#### [Set task]
Pull each line holding "performing" out of the entries below.
— START Data shown —
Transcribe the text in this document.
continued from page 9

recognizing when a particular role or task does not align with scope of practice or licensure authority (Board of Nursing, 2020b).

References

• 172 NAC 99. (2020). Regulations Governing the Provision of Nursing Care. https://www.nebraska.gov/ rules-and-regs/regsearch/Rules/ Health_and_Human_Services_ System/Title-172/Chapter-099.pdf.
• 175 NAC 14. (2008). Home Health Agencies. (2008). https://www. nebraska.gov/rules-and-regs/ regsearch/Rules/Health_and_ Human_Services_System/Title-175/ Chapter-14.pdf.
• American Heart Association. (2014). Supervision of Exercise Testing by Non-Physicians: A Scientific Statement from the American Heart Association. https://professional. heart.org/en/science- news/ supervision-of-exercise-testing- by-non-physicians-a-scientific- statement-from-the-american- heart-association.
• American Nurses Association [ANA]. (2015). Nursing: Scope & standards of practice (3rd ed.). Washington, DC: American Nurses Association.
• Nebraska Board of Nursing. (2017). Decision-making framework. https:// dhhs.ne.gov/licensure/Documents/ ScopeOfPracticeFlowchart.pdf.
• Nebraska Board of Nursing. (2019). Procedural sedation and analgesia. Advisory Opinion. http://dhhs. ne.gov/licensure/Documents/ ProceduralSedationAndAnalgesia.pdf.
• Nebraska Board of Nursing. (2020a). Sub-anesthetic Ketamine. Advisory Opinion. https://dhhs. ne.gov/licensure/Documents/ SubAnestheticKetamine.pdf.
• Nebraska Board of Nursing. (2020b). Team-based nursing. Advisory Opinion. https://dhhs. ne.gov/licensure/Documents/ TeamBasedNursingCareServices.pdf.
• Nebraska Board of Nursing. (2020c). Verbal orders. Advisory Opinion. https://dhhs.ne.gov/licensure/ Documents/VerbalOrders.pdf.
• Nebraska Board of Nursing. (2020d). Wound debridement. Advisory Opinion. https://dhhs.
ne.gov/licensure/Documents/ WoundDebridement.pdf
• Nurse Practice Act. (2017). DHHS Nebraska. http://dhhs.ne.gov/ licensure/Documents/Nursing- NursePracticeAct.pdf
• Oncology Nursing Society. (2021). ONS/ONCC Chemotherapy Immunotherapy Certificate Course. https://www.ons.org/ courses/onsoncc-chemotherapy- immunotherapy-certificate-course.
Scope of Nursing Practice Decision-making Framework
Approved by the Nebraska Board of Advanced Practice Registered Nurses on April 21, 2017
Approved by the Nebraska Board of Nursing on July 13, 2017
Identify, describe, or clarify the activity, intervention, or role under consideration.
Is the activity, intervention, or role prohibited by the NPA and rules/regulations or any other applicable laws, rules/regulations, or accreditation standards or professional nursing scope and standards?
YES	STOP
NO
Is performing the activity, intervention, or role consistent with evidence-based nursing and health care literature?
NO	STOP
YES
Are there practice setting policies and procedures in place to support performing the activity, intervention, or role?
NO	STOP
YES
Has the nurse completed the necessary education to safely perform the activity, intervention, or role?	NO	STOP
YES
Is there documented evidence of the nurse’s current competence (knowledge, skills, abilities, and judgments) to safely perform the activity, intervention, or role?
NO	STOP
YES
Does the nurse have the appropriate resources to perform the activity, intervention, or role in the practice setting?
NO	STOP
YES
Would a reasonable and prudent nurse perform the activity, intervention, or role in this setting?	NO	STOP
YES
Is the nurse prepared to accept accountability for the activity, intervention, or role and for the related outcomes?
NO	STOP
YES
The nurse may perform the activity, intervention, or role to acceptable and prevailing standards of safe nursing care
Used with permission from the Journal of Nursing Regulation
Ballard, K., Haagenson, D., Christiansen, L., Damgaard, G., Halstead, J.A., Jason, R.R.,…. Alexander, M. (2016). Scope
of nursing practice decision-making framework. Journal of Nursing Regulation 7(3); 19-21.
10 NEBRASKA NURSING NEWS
— END Data shown —
#### [Solution for this exercise]
Is performing the activity, intervention, or role consistent with evidence-based nursing and health care literature?
Are there practice setting policies and procedures in place to support performing the activity, intervention, or role?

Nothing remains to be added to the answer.